◆ THE EXERCISE
Review the material and extract every line in which the word "Herm" occurs.

◆ MATERIAL FOR THIS EXERCISE
________________________________________
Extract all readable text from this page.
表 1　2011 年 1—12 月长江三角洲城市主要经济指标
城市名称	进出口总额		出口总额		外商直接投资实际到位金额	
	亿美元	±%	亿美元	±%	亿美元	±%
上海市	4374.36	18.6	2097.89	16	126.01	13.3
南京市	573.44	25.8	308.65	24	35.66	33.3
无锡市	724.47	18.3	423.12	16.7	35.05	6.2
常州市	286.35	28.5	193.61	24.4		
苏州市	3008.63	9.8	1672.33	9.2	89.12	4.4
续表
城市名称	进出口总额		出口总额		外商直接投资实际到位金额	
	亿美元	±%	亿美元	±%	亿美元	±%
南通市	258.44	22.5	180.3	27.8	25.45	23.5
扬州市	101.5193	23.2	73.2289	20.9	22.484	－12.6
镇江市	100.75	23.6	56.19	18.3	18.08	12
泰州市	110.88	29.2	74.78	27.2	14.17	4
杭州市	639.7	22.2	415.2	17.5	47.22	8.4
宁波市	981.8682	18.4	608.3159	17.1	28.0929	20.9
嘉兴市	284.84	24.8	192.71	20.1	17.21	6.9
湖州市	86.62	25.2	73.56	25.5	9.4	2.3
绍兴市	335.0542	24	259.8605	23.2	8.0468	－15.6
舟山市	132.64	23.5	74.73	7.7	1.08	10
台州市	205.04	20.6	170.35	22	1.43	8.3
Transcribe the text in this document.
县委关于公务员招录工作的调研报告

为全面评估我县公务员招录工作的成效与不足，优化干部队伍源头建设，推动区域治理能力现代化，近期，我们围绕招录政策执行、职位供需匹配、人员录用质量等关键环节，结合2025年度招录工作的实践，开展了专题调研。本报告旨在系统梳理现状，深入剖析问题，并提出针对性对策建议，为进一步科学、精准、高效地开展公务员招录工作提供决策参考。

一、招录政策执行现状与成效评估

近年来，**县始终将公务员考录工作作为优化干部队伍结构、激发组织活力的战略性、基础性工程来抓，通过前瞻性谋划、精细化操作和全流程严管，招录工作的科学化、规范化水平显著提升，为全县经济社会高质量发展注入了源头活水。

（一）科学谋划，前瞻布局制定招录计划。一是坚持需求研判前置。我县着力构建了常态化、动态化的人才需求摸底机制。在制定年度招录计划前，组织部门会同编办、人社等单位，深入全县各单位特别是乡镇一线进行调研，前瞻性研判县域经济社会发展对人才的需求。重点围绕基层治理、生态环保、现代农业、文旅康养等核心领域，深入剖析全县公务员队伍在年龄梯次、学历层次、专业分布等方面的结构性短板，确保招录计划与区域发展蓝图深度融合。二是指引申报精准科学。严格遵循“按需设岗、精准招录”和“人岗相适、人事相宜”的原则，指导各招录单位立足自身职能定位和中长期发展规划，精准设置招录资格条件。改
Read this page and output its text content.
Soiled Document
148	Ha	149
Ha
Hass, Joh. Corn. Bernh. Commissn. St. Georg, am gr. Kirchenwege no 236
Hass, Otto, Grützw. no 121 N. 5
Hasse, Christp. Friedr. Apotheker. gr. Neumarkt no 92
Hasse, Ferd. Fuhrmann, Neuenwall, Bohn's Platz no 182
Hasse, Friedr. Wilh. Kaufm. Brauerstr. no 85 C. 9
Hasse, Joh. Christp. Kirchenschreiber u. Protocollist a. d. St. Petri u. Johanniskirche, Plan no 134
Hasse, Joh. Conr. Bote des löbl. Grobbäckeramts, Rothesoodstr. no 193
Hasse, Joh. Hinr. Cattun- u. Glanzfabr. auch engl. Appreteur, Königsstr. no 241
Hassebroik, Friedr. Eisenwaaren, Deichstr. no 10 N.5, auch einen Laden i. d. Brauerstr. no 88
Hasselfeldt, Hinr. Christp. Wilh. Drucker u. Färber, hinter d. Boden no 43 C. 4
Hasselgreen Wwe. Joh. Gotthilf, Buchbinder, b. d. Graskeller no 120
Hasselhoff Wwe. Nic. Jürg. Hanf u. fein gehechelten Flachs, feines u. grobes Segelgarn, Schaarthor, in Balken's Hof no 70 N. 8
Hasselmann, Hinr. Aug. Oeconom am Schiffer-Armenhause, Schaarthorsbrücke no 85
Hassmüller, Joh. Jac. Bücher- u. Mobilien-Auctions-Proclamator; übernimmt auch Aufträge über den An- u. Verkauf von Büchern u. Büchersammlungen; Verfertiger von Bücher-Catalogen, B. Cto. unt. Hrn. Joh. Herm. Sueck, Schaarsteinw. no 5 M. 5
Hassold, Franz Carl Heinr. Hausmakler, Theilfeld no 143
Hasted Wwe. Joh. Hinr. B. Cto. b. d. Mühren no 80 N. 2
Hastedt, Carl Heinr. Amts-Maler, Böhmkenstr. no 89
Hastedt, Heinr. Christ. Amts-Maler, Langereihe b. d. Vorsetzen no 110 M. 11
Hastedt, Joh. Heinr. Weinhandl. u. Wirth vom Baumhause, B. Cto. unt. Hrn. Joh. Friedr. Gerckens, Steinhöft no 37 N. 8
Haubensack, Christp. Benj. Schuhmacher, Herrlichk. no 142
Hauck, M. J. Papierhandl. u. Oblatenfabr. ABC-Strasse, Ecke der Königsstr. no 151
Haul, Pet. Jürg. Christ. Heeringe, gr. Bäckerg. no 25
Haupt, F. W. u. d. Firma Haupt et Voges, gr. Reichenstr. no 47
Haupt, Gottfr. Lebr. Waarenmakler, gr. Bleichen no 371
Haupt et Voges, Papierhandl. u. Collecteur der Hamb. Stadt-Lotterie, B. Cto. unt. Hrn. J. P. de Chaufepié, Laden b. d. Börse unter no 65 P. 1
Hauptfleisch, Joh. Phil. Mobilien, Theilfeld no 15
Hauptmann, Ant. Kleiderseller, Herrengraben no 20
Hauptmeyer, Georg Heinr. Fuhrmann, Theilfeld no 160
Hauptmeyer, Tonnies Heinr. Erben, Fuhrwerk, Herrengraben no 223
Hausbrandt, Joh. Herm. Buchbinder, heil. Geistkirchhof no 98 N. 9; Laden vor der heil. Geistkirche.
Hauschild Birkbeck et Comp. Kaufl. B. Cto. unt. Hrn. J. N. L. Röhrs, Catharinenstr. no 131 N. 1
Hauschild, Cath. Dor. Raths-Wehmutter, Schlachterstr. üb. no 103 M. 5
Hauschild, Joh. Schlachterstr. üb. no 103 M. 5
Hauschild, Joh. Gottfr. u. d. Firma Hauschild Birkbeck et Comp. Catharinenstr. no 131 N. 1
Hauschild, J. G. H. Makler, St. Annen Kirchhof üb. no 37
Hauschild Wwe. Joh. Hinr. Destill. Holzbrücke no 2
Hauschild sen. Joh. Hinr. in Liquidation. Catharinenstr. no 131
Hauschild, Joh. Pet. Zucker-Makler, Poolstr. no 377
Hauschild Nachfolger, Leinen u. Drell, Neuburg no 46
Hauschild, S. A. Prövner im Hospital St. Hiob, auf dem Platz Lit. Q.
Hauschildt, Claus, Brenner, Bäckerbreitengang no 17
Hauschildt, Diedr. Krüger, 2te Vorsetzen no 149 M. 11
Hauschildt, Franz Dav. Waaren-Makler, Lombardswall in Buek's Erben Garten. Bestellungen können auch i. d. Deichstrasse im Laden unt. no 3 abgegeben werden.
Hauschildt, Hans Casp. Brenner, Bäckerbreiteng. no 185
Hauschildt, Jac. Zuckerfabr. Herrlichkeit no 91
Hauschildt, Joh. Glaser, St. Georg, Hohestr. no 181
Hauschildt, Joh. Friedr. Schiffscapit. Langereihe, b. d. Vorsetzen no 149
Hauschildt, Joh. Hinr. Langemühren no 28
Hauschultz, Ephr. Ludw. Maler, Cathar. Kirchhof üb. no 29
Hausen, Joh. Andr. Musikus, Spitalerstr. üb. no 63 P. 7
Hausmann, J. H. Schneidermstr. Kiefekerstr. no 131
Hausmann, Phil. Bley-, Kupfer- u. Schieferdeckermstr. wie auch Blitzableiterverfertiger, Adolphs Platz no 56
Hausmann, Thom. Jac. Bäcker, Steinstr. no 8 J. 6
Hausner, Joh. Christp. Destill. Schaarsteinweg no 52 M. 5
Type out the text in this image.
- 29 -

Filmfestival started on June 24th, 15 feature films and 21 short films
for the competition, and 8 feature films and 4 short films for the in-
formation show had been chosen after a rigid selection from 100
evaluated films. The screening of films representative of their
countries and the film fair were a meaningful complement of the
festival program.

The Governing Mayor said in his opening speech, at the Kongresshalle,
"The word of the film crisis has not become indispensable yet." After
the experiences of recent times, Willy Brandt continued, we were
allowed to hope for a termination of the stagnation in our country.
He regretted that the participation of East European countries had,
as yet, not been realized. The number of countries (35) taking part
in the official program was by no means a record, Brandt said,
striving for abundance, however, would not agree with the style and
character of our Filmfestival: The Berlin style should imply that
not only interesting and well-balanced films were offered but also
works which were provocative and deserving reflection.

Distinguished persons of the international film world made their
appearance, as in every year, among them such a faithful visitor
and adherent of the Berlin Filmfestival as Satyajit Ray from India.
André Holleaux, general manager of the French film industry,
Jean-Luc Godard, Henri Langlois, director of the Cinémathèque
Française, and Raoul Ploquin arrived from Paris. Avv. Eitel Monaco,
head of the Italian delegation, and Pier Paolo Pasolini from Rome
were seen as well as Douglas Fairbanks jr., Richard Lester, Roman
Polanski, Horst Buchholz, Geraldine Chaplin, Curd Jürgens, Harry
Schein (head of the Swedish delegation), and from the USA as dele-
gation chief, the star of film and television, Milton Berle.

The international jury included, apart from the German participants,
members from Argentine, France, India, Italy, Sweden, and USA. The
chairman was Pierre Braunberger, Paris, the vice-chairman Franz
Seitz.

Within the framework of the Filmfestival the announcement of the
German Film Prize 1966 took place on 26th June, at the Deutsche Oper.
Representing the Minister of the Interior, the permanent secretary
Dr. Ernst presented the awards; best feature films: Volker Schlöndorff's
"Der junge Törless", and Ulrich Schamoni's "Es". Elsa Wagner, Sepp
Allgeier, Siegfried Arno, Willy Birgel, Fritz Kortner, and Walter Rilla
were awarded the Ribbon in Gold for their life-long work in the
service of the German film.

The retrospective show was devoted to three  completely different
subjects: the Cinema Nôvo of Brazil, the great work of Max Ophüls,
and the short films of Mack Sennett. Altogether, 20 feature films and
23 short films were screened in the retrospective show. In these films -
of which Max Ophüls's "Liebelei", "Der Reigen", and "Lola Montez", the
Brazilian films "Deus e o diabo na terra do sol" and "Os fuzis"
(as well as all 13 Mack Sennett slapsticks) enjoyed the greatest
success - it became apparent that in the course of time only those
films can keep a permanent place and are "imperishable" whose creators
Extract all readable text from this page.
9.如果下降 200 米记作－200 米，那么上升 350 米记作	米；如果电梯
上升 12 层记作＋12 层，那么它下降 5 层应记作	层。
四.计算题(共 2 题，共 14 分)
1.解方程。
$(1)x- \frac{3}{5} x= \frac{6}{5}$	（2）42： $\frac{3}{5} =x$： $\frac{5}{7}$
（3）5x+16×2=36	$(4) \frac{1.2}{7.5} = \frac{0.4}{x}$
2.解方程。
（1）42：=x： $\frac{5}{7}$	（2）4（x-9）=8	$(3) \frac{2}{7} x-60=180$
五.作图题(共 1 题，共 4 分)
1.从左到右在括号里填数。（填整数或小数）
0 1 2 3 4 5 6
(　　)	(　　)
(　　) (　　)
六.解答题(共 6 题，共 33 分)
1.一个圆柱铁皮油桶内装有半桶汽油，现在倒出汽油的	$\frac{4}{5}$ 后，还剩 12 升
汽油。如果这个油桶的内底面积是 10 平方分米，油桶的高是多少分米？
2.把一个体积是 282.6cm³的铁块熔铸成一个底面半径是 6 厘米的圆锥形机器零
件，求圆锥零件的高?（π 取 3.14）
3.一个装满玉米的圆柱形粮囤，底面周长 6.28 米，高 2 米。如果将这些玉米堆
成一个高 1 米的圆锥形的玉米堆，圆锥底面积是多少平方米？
________________________________________
◆ THE RESULT
Hassmüller, Joh. Jac. Bücher- u. Mobilien-Auctions-Proclamator; übernimmt auch Aufträge über den An- u. Verkauf von Büchern u. Büchersammlungen; Verfertiger von Bücher-Catalogen, B. Cto. unt. Hrn. Joh. Herm. Sueck, Schaarsteinw. no 5 M. 5
Hausbrandt, Joh. Herm. Buchbinder, heil. Geistkirchhof no 98 N. 9; Laden vor der heil. Geistkirche.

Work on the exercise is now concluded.